--- START OF DATA LINES ---
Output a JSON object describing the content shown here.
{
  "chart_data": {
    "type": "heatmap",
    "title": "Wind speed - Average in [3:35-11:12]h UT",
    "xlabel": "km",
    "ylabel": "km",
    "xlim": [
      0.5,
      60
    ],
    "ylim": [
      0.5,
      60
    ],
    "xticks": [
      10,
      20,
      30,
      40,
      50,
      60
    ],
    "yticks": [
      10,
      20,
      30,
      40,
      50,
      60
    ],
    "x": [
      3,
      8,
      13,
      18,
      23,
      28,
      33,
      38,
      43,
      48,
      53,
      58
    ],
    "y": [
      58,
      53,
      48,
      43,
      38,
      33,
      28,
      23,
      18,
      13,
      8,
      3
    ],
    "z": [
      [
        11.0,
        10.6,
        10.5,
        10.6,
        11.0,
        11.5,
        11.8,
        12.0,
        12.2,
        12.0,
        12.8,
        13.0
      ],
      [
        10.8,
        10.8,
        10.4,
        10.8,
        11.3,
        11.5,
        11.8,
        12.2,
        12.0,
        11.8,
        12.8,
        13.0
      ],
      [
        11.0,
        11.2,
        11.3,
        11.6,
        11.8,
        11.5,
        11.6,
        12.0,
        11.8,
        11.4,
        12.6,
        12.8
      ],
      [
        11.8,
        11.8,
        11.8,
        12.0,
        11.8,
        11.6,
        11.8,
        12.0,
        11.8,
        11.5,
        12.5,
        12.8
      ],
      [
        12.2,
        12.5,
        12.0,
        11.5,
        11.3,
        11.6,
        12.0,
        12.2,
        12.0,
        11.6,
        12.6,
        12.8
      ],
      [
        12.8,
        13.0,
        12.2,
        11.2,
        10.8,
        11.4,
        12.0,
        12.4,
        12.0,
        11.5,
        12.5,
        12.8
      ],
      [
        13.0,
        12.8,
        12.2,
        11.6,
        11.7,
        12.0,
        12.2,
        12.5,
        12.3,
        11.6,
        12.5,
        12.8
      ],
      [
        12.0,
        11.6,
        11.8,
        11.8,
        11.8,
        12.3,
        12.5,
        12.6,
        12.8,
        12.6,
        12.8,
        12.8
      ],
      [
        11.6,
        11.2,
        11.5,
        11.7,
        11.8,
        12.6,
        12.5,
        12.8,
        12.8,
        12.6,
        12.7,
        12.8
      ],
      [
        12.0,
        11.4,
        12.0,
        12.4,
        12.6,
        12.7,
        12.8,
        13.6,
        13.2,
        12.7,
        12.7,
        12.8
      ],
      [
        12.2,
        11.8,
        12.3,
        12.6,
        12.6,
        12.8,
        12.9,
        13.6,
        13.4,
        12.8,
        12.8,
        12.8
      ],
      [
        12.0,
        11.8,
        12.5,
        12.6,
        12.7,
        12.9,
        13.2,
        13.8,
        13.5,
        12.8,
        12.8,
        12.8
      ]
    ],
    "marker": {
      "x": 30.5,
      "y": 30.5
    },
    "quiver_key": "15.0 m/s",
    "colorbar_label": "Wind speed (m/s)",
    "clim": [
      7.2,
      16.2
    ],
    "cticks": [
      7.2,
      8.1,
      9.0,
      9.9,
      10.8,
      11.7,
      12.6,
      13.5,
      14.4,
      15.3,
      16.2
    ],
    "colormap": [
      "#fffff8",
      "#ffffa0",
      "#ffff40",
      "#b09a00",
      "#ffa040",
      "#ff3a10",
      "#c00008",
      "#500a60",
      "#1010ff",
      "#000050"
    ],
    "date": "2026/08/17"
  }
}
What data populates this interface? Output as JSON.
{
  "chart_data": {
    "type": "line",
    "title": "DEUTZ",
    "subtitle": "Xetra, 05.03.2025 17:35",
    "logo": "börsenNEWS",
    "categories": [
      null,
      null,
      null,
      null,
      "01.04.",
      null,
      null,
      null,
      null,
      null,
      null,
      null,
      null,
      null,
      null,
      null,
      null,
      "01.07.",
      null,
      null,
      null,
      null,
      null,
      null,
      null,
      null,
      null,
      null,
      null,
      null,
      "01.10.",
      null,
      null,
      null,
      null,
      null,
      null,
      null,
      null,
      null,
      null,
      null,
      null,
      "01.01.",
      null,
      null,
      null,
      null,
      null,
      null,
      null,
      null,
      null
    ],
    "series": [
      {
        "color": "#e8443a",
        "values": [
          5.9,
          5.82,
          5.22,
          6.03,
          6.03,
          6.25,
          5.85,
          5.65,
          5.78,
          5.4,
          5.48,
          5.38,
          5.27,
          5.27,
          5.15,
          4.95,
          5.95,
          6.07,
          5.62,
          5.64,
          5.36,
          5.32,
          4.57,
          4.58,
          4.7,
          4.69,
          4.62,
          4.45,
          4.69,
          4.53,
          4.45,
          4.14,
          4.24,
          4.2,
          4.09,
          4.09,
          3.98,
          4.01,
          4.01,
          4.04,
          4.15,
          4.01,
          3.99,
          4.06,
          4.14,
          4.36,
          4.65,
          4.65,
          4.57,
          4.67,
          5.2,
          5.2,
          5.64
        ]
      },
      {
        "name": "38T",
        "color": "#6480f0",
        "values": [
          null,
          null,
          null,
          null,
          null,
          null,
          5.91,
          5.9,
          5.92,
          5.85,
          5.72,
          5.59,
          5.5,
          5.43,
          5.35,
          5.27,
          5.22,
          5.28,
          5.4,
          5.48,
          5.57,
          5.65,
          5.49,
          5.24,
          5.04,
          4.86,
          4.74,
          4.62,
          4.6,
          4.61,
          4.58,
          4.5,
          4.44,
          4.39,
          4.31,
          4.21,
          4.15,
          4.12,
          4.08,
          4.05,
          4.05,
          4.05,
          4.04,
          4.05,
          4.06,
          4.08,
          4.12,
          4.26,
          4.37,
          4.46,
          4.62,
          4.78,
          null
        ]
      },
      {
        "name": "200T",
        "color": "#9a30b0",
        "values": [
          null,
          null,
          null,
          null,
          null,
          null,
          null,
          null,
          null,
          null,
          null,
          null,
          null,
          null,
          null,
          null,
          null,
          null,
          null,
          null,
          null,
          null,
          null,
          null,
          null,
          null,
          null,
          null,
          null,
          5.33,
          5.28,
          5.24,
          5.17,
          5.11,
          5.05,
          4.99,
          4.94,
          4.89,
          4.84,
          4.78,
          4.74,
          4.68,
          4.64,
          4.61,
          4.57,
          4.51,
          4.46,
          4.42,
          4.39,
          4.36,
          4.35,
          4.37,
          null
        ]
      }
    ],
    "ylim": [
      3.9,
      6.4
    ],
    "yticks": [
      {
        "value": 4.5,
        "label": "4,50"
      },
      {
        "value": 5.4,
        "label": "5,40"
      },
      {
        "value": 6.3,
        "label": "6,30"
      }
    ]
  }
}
--- END OF DATA LINES ---
## WHAT THIS TASK INVOLVES
Retype all of the data shown above, word for word.

## WRITTEN RESPONSE
Output a JSON object describing the content shown here.
{
  "chart_data": {
    "type": "heatmap",
    "title": "Wind speed - Average in [3:35-11:12]h UT",
    "xlabel": "km",
    "ylabel": "km",
    "xlim": [
      0.5,
      60
    ],
    "ylim": [
      0.5,
      60
    ],
    "xticks": [
      10,
      20,
      30,
      40,
      50,
      60
    ],
    "yticks": [
      10,
      20,
      30,
      40,
      50,
      60
    ],
    "x": [
      3,
      8,
      13,
      18,
      23,
      28,
      33,
      38,
      43,
      48,
      53,
      58
    ],
    "y": [
      58,
      53,
      48,
      43,
      38,
      33,
      28,
      23,
      18,
      13,
      8,
      3
    ],
    "z": [
      [
        11.0,
        10.6,
        10.5,
        10.6,
        11.0,
        11.5,
        11.8,
        12.0,
        12.2,
        12.0,
        12.8,
        13.0
      ],
      [
        10.8,
        10.8,
        10.4,
        10.8,
        11.3,
        11.5,
        11.8,
        12.2,
        12.0,
        11.8,
        12.8,
        13.0
      ],
      [
        11.0,
        11.2,
        11.3,
        11.6,
        11.8,
        11.5,
        11.6,
        12.0,
        11.8,
        11.4,
        12.6,
        12.8
      ],
      [
        11.8,
        11.8,
        11.8,
        12.0,
        11.8,
        11.6,
        11.8,
        12.0,
        11.8,
        11.5,
        12.5,
        12.8
      ],
      [
        12.2,
        12.5,
        12.0,
        11.5,
        11.3,
        11.6,
        12.0,
        12.2,
        12.0,
        11.6,
        12.6,
        12.8
      ],
      [
        12.8,
        13.0,
        12.2,
        11.2,
        10.8,
        11.4,
        12.0,
        12.4,
        12.0,
        11.5,
        12.5,
        12.8
      ],
      [
        13.0,
        12.8,
        12.2,
        11.6,
        11.7,
        12.0,
        12.2,
        12.5,
        12.3,
        11.6,
        12.5,
        12.8
      ],
      [
        12.0,
        11.6,
        11.8,
        11.8,
        11.8,
        12.3,
        12.5,
        12.6,
        12.8,
        12.6,
        12.8,
        12.8
      ],
      [
        11.6,
        11.2,
        11.5,
        11.7,
        11.8,
        12.6,
        12.5,
        12.8,
        12.8,
        12.6,
        12.7,
        12.8
      ],
      [
        12.0,
        11.4,
        12.0,
        12.4,
        12.6,
        12.7,
        12.8,
        13.6,
        13.2,
        12.7,
        12.7,
        12.8
      ],
      [
        12.2,
        11.8,
        12.3,
        12.6,
        12.6,
        12.8,
        12.9,
        13.6,
        13.4,
        12.8,
        12.8,
        12.8
      ],
      [
        12.0,
        11.8,
        12.5,
        12.6,
        12.7,
        12.9,
        13.2,
        13.8,
        13.5,
        12.8,
        12.8,
        12.8
      ]
    ],
    "marker": {
      "x": 30.5,
      "y": 30.5
    },
    "quiver_key": "15.0 m/s",
    "colorbar_label": "Wind speed (m/s)",
    "clim": [
      7.2,
      16.2
    ],
    "cticks": [
      7.2,
      8.1,
      9.0,
      9.9,
      10.8,
      11.7,
      12.6,
      13.5,
      14.4,
      15.3,
      16.2
    ],
    "colormap": [
      "#fffff8",
      "#ffffa0",
      "#ffff40",
      "#b09a00",
      "#ffa040",
      "#ff3a10",
      "#c00008",
      "#500a60",
      "#1010ff",
      "#000050"
    ],
    "date": "2026/08/17"
  }
}
What data populates this interface? Output as JSON.
{
  "chart_data": {
    "type": "line",
    "title": "DEUTZ",
    "subtitle": "Xetra, 05.03.2025 17:35",
    "logo": "börsenNEWS",
    "categories": [
      null,
      null,
      null,
      null,
      "01.04.",
      null,
      null,
      null,
      null,
      null,
      null,
      null,
      null,
      null,
      null,
      null,
      null,
      "01.07.",
      null,
      null,
      null,
      null,
      null,
      null,
      null,
      null,
      null,
      null,
      null,
      null,
      "01.10.",
      null,
      null,
      null,
      null,
      null,
      null,
      null,
      null,
      null,
      null,
      null,
      null,
      "01.01.",
      null,
      null,
      null,
      null,
      null,
      null,
      null,
      null,
      null
    ],
    "series": [
      {
        "color": "#e8443a",
        "values": [
          5.9,
          5.82,
          5.22,
          6.03,
          6.03,
          6.25,
          5.85,
          5.65,
          5.78,
          5.4,
          5.48,
          5.38,
          5.27,
          5.27,
          5.15,
          4.95,
          5.95,
          6.07,
          5.62,
          5.64,
          5.36,
          5.32,
          4.57,
          4.58,
          4.7,
          4.69,
          4.62,
          4.45,
          4.69,
          4.53,
          4.45,
          4.14,
          4.24,
          4.2,
          4.09,
          4.09,
          3.98,
          4.01,
          4.01,
          4.04,
          4.15,
          4.01,
          3.99,
          4.06,
          4.14,
          4.36,
          4.65,
          4.65,
          4.57,
          4.67,
          5.2,
          5.2,
          5.64
        ]
      },
      {
        "name": "38T",
        "color": "#6480f0",
        "values": [
          null,
          null,
          null,
          null,
          null,
          null,
          5.91,
          5.9,
          5.92,
          5.85,
          5.72,
          5.59,
          5.5,
          5.43,
          5.35,
          5.27,
          5.22,
          5.28,
          5.4,
          5.48,
          5.57,
          5.65,
          5.49,
          5.24,
          5.04,
          4.86,
          4.74,
          4.62,
          4.6,
          4.61,
          4.58,
          4.5,
          4.44,
          4.39,
          4.31,
          4.21,
          4.15,
          4.12,
          4.08,
          4.05,
          4.05,
          4.05,
          4.04,
          4.05,
          4.06,
          4.08,
          4.12,
          4.26,
          4.37,
          4.46,
          4.62,
          4.78,
          null
        ]
      },
      {
        "name": "200T",
        "color": "#9a30b0",
        "values": [
          null,
          null,
          null,
          null,
          null,
          null,
          null,
          null,
          null,
          null,
          null,
          null,
          null,
          null,
          null,
          null,
          null,
          null,
          null,
          null,
          null,
          null,
          null,
          null,
          null,
          null,
          null,
          null,
          null,
          5.33,
          5.28,
          5.24,
          5.17,
          5.11,
          5.05,
          4.99,
          4.94,
          4.89,
          4.84,
          4.78,
          4.74,
          4.68,
          4.64,
          4.61,
          4.57,
          4.51,
          4.46,
          4.42,
          4.39,
          4.36,
          4.35,
          4.37,
          null
        ]
      }
    ],
    "ylim": [
      3.9,
      6.4
    ],
    "yticks": [
      {
        "value": 4.5,
        "label": "4,50"
      },
      {
        "value": 5.4,
        "label": "5,40"
      },
      {
        "value": 6.3,
        "label": "6,30"
      }
    ]
  }
}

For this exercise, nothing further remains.